_Exercise details:_ Change "coextruded" to "co-extruded" in the material from the line with "Patent image size: (969, 627)." up to and including the line with "The outermost layer 24 is at (500, 338).", and give those lines again with nothing else altered.

_Material provided:_

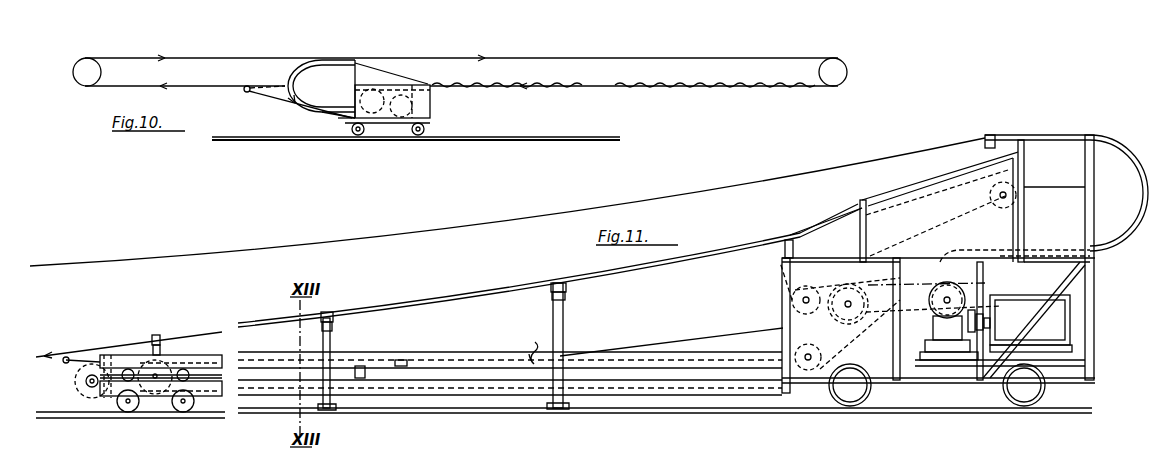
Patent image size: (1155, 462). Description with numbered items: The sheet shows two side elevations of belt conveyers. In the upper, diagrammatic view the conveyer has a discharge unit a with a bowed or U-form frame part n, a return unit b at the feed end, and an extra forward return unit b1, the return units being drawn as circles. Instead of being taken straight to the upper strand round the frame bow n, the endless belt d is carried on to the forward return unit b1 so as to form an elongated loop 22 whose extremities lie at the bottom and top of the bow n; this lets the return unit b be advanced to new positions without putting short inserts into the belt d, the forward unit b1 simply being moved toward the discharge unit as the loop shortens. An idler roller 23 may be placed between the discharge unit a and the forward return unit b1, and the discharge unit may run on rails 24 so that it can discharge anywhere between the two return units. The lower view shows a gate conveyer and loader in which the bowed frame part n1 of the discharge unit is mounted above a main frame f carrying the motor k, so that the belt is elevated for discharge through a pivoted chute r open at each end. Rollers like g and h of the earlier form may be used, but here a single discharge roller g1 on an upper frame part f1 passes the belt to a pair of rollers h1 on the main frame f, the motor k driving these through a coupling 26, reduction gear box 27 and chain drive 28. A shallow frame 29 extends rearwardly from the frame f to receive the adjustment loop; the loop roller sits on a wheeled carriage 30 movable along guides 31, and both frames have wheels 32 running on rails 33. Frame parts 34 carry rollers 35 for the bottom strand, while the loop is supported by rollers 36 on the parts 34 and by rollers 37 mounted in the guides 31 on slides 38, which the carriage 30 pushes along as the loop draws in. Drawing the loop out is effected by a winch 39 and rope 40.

In FIG. 10, the elongated loop 22 is at (158, 60).
In FIG. 11, the elongated loop 22 is at (410, 362).
In FIG. 10, the idler roller 23 is at (240, 92).
In FIG. 10, the rails 24 is at (290, 136).
In FIG. 11, the coupling 26 is at (975, 332).
In FIG. 11, the reduction gear box 27 is at (947, 335).
In FIG. 11, the chain drive 28 is at (937, 316).
In FIG. 11, the shallow frame 29 is at (497, 353).
In FIG. 11, the wheeled carriage 30 is at (152, 380).
In FIG. 11, the guides 31 is at (525, 348).
In FIG. 11, the wheels 32 is at (126, 412).
In FIG. 11, the rails 33 is at (462, 398).
In FIG. 11, the frame parts 34 is at (332, 340).
In FIG. 11, the rollers 35 is at (443, 296).
In FIG. 11, the rollers 36 is at (328, 410).
In FIG. 11, the rollers 37 is at (362, 364).
In FIG. 11, the slides 38 is at (403, 360).
In FIG. 11, the winch 39 is at (82, 382).
In FIG. 11, the rope 40 is at (120, 362).
In FIG. 10, the discharge unit a is at (321, 89).
In FIG. 11, the discharge unit a is at (921, 295).
In FIG. 10, the return unit b is at (818, 72).
In FIG. 10, the forward return unit b1 is at (85, 84).
In FIG. 11, the forward return unit b1 is at (152, 390).
In FIG. 10, the endless belt d is at (700, 84).
In FIG. 11, the endless belt d is at (348, 245).
In FIG. 11, the main frame f is at (1102, 322).
In FIG. 11, the upper frame part f1 is at (898, 196).
In FIG. 10, the roller g is at (398, 88).
In FIG. 11, the discharge roller g1 is at (904, 207).
In FIG. 10, the roller h is at (432, 108).
In FIG. 11, the rollers h1 is at (796, 262).
In FIG. 11, the motor k is at (1031, 323).
In FIG. 10, the frame bow n is at (288, 78).
In FIG. 11, the bowed frame part n1 is at (1055, 140).
In FIG. 11, the discharge chute r is at (1044, 257).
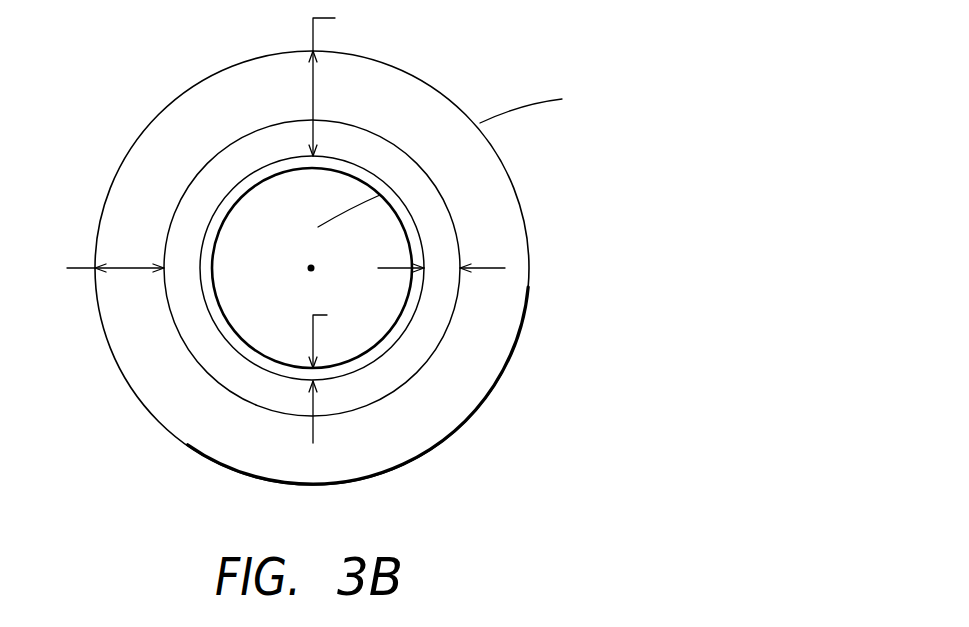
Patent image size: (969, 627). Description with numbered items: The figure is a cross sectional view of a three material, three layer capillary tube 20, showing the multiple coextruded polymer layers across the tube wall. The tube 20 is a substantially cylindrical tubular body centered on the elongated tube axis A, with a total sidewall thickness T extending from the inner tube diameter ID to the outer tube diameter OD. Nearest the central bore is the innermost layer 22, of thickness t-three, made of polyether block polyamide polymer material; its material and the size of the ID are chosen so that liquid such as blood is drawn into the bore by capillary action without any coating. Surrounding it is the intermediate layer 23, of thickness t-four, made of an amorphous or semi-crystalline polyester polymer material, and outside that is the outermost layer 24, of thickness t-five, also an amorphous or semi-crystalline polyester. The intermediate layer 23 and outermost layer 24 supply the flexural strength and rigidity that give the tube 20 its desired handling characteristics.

The three layer capillary tube 20 is at (354, 246).
The innermost layer 22 is at (236, 213).
The intermediate layer 23 is at (414, 353).
The outermost layer 24 is at (500, 338).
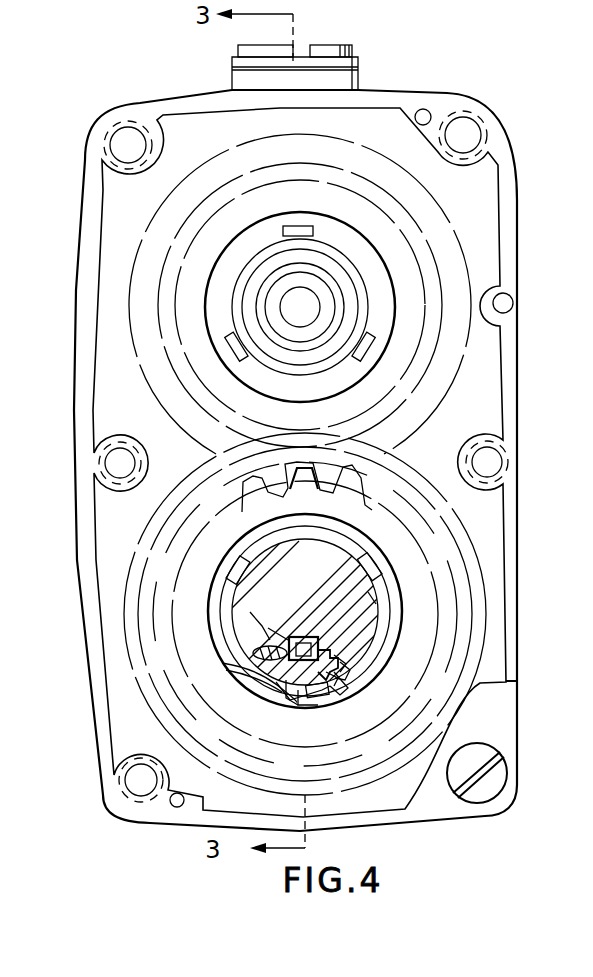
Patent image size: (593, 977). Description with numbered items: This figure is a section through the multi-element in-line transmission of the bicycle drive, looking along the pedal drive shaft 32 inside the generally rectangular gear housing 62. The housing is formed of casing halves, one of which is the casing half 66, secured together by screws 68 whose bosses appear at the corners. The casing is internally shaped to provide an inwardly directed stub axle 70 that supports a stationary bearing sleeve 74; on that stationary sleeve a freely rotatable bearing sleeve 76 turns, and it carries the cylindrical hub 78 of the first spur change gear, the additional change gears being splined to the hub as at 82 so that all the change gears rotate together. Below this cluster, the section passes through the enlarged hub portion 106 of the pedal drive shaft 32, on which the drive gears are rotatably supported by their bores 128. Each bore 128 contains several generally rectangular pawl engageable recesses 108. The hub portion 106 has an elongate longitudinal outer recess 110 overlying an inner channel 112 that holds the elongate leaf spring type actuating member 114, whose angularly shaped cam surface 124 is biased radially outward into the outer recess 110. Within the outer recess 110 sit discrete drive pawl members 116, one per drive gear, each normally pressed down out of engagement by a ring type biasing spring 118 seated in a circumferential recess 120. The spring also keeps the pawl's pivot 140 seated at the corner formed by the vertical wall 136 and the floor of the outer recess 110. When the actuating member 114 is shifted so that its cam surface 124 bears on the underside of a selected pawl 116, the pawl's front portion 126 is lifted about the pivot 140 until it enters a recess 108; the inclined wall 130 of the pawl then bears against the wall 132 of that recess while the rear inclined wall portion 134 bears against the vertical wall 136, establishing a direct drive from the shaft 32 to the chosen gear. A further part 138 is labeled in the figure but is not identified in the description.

The pedal drive shaft 32 is at (322, 612).
The gear housing 62 is at (531, 724).
The casing half 66 is at (446, 800).
The screws 68 is at (142, 138).
The stub axle 70 is at (326, 308).
The stationary bearing sleeve 74 is at (335, 288).
The rotatable bearing sleeve 76 is at (338, 270).
The cylindrical hub 78 is at (330, 248).
The spline 82 is at (303, 226).
The enlarged hub portion 106 is at (290, 580).
The pawl engageable recesses 108 is at (240, 568).
The outer recess 110 is at (283, 676).
The channel 112 is at (253, 615).
The leaf spring type actuating member 114 is at (294, 633).
The drive pawl members 116 is at (290, 692).
The ring type biasing springs 118 is at (342, 690).
The circumferential recesses 120 is at (384, 615).
The cam surface 124 is at (314, 636).
The front portion of pawl 126 is at (300, 690).
The bore 128 is at (373, 598).
The inclined wall 130 is at (287, 682).
The wall of the recess 132 is at (255, 650).
The rear inclined wall portion 134 is at (337, 660).
The vertical wall 136 is at (332, 668).
The pivot 138 is at (304, 700).
The pivot 140 is at (330, 676).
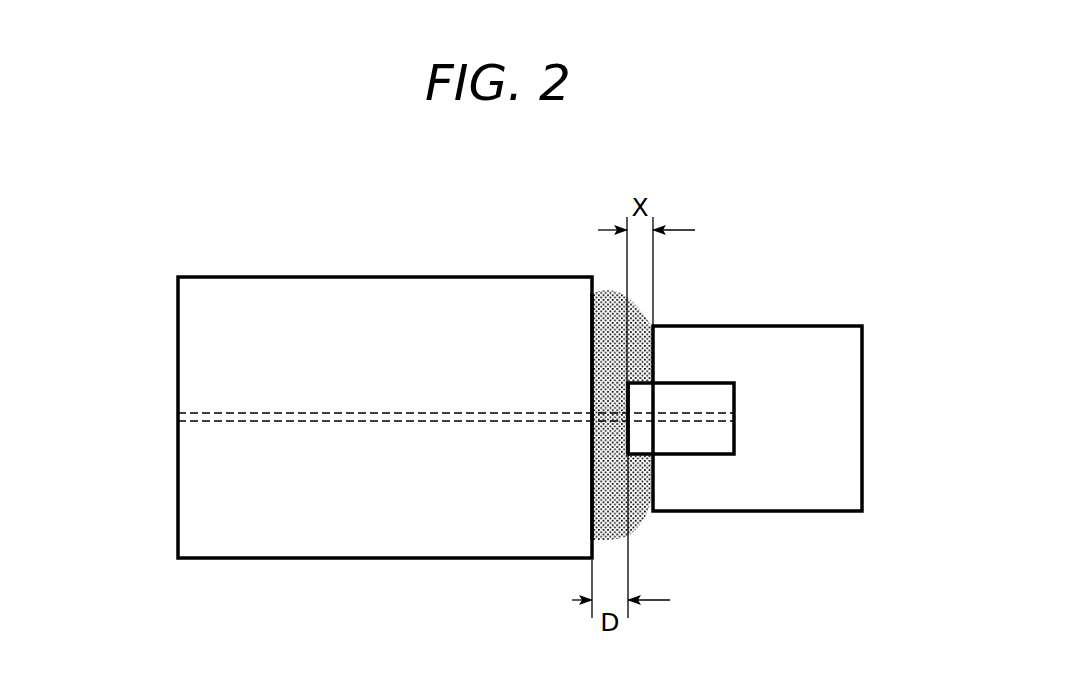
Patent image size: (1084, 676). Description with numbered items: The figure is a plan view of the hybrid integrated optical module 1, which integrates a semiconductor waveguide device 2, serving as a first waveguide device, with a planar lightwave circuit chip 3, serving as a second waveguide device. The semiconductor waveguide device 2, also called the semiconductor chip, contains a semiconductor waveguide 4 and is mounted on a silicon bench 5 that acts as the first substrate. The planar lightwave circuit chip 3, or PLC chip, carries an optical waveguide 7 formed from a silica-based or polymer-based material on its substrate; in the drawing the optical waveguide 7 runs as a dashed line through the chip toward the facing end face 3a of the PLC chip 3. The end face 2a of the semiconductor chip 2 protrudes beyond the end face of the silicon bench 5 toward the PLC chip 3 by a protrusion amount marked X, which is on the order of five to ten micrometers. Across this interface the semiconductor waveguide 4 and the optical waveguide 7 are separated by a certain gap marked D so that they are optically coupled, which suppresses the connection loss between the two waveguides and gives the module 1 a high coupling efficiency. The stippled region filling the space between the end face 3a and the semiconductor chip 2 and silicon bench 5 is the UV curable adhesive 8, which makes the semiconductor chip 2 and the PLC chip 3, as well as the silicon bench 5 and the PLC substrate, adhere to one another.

The hybrid integrated optical module 1 is at (457, 245).
The semiconductor waveguide device 2 is at (718, 380).
The end face of the semiconductor chip 2a is at (620, 397).
The planar lightwave circuit chip 3 is at (310, 275).
The end face of the PLC chip 3a is at (595, 465).
The semiconductor waveguide 4 is at (687, 422).
The Si bench 5 is at (833, 493).
The optical waveguide 7 is at (225, 413).
The UV curable adhesive 8 is at (612, 292).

_Problem solution:_
Patent image size: (969, 627). Description with numbered items: The figure is a cross sectional view of a three material, three layer capillary tube 20, showing the multiple co-extruded polymer layers across the tube wall. The tube 20 is a substantially cylindrical tubular body centered on the elongated tube axis A, with a total sidewall thickness T extending from the inner tube diameter ID to the outer tube diameter OD. Nearest the central bore is the innermost layer 22, of thickness t-three, made of polyether block polyamide polymer material; its material and the size of the ID are chosen so that liquid such as blood is drawn into the bore by capillary action without any coating. Surrounding it is the intermediate layer 23, of thickness t-four, made of an amorphous or semi-crystalline polyester polymer material, and outside that is the outermost layer 24, of thickness t-five, also an amorphous or semi-crystalline polyester. The intermediate layer 23 and outermost layer 24 supply the flexural strength and rigidity that give the tube 20 its desired handling characteristics.

The three layer capillary tube 20 is at (354, 246).
The innermost layer 22 is at (236, 213).
The intermediate layer 23 is at (414, 353).
The outermost layer 24 is at (500, 338).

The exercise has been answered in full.